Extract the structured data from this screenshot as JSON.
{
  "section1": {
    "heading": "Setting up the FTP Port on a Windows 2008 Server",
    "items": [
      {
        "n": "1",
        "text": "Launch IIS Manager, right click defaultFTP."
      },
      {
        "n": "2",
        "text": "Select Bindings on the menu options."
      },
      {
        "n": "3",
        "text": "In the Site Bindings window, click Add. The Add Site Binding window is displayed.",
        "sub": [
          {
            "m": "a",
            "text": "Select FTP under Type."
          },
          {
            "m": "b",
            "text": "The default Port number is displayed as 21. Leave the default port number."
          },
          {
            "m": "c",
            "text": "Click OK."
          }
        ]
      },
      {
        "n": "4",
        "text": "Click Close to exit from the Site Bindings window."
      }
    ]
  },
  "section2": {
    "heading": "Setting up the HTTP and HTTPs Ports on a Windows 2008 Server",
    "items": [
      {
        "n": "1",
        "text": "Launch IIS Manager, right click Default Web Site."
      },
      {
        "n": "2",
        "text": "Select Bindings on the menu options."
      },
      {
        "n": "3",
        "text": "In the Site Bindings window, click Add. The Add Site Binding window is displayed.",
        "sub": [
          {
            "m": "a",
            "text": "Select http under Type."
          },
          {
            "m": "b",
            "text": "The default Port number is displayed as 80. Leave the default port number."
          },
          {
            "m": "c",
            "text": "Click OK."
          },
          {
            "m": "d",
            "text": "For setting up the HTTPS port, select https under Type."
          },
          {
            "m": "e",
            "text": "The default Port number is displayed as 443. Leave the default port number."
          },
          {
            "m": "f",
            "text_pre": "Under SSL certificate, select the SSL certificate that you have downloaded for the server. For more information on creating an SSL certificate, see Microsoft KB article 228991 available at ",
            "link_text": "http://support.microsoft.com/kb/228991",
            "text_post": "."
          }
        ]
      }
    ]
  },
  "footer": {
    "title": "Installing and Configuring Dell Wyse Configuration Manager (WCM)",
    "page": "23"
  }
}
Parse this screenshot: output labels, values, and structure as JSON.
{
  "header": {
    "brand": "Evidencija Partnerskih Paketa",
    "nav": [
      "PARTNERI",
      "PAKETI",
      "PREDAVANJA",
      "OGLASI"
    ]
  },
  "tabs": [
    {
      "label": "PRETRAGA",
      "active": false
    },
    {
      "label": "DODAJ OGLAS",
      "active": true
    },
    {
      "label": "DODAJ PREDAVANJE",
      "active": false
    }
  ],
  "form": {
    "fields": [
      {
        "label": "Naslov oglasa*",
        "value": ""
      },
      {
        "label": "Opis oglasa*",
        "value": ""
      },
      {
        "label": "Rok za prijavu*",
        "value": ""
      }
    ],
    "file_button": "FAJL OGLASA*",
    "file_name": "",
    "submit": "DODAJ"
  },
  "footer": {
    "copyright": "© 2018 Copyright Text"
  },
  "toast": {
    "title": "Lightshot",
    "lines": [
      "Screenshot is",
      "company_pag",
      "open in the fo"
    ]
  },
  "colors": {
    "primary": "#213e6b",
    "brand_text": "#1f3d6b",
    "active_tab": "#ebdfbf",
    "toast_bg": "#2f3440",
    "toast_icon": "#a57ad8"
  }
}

**Request:** Repeat each record exactly. Omit nothing.

**Task result:**
Extract the structured data from this screenshot as JSON.
{
  "section1": {
    "heading": "Setting up the FTP Port on a Windows 2008 Server",
    "items": [
      {
        "n": "1",
        "text": "Launch IIS Manager, right click defaultFTP."
      },
      {
        "n": "2",
        "text": "Select Bindings on the menu options."
      },
      {
        "n": "3",
        "text": "In the Site Bindings window, click Add. The Add Site Binding window is displayed.",
        "sub": [
          {
            "m": "a",
            "text": "Select FTP under Type."
          },
          {
            "m": "b",
            "text": "The default Port number is displayed as 21. Leave the default port number."
          },
          {
            "m": "c",
            "text": "Click OK."
          }
        ]
      },
      {
        "n": "4",
        "text": "Click Close to exit from the Site Bindings window."
      }
    ]
  },
  "section2": {
    "heading": "Setting up the HTTP and HTTPs Ports on a Windows 2008 Server",
    "items": [
      {
        "n": "1",
        "text": "Launch IIS Manager, right click Default Web Site."
      },
      {
        "n": "2",
        "text": "Select Bindings on the menu options."
      },
      {
        "n": "3",
        "text": "In the Site Bindings window, click Add. The Add Site Binding window is displayed.",
        "sub": [
          {
            "m": "a",
            "text": "Select http under Type."
          },
          {
            "m": "b",
            "text": "The default Port number is displayed as 80. Leave the default port number."
          },
          {
            "m": "c",
            "text": "Click OK."
          },
          {
            "m": "d",
            "text": "For setting up the HTTPS port, select https under Type."
          },
          {
            "m": "e",
            "text": "The default Port number is displayed as 443. Leave the default port number."
          },
          {
            "m": "f",
            "text_pre": "Under SSL certificate, select the SSL certificate that you have downloaded for the server. For more information on creating an SSL certificate, see Microsoft KB article 228991 available at ",
            "link_text": "http://support.microsoft.com/kb/228991",
            "text_post": "."
          }
        ]
      }
    ]
  },
  "footer": {
    "title": "Installing and Configuring Dell Wyse Configuration Manager (WCM)",
    "page": "23"
  }
}
Parse this screenshot: output labels, values, and structure as JSON.
{
  "header": {
    "brand": "Evidencija Partnerskih Paketa",
    "nav": [
      "PARTNERI",
      "PAKETI",
      "PREDAVANJA",
      "OGLASI"
    ]
  },
  "tabs": [
    {
      "label": "PRETRAGA",
      "active": false
    },
    {
      "label": "DODAJ OGLAS",
      "active": true
    },
    {
      "label": "DODAJ PREDAVANJE",
      "active": false
    }
  ],
  "form": {
    "fields": [
      {
        "label": "Naslov oglasa*",
        "value": ""
      },
      {
        "label": "Opis oglasa*",
        "value": ""
      },
      {
        "label": "Rok za prijavu*",
        "value": ""
      }
    ],
    "file_button": "FAJL OGLASA*",
    "file_name": "",
    "submit": "DODAJ"
  },
  "footer": {
    "copyright": "© 2018 Copyright Text"
  },
  "toast": {
    "title": "Lightshot",
    "lines": [
      "Screenshot is",
      "company_pag",
      "open in the fo"
    ]
  },
  "colors": {
    "primary": "#213e6b",
    "brand_text": "#1f3d6b",
    "active_tab": "#ebdfbf",
    "toast_bg": "#2f3440",
    "toast_icon": "#a57ad8"
  }
}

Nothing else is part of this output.